(Task material)

____

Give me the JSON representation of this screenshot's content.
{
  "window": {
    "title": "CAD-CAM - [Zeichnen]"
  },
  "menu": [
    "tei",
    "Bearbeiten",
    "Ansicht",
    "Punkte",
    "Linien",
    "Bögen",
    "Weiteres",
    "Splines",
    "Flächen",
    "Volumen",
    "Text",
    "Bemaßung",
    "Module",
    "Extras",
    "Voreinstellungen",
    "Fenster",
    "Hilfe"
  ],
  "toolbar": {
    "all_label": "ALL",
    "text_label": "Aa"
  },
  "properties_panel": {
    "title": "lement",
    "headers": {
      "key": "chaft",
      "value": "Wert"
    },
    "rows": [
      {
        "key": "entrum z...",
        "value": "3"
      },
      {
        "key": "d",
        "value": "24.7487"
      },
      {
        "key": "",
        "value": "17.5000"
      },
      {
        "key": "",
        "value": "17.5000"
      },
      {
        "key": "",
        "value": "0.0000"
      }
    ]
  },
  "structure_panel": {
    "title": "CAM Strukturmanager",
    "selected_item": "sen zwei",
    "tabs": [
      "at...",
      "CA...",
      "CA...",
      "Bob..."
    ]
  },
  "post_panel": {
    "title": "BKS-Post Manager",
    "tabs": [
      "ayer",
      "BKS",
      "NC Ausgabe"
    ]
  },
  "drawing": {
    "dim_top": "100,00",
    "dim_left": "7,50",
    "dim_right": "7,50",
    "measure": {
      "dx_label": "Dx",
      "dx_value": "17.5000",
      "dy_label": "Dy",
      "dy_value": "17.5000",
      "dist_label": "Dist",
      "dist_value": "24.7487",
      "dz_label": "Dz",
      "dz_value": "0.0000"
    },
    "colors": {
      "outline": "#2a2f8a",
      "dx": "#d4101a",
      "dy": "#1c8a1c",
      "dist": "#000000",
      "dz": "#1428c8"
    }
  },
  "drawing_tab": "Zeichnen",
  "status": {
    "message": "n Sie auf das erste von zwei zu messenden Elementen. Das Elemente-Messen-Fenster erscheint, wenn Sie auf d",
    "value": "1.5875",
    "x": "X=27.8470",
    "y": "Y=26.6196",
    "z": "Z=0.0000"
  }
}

____

(The task)
Write out every entry again exactly, please, with nothing missing.

(Written solution)
Give me the JSON representation of this screenshot's content.
{
  "window": {
    "title": "CAD-CAM - [Zeichnen]"
  },
  "menu": [
    "tei",
    "Bearbeiten",
    "Ansicht",
    "Punkte",
    "Linien",
    "Bögen",
    "Weiteres",
    "Splines",
    "Flächen",
    "Volumen",
    "Text",
    "Bemaßung",
    "Module",
    "Extras",
    "Voreinstellungen",
    "Fenster",
    "Hilfe"
  ],
  "toolbar": {
    "all_label": "ALL",
    "text_label": "Aa"
  },
  "properties_panel": {
    "title": "lement",
    "headers": {
      "key": "chaft",
      "value": "Wert"
    },
    "rows": [
      {
        "key": "entrum z...",
        "value": "3"
      },
      {
        "key": "d",
        "value": "24.7487"
      },
      {
        "key": "",
        "value": "17.5000"
      },
      {
        "key": "",
        "value": "17.5000"
      },
      {
        "key": "",
        "value": "0.0000"
      }
    ]
  },
  "structure_panel": {
    "title": "CAM Strukturmanager",
    "selected_item": "sen zwei",
    "tabs": [
      "at...",
      "CA...",
      "CA...",
      "Bob..."
    ]
  },
  "post_panel": {
    "title": "BKS-Post Manager",
    "tabs": [
      "ayer",
      "BKS",
      "NC Ausgabe"
    ]
  },
  "drawing": {
    "dim_top": "100,00",
    "dim_left": "7,50",
    "dim_right": "7,50",
    "measure": {
      "dx_label": "Dx",
      "dx_value": "17.5000",
      "dy_label": "Dy",
      "dy_value": "17.5000",
      "dist_label": "Dist",
      "dist_value": "24.7487",
      "dz_label": "Dz",
      "dz_value": "0.0000"
    },
    "colors": {
      "outline": "#2a2f8a",
      "dx": "#d4101a",
      "dy": "#1c8a1c",
      "dist": "#000000",
      "dz": "#1428c8"
    }
  },
  "drawing_tab": "Zeichnen",
  "status": {
    "message": "n Sie auf das erste von zwei zu messenden Elementen. Das Elemente-Messen-Fenster erscheint, wenn Sie auf d",
    "value": "1.5875",
    "x": "X=27.8470",
    "y": "Y=26.6196",
    "z": "Z=0.0000"
  }
}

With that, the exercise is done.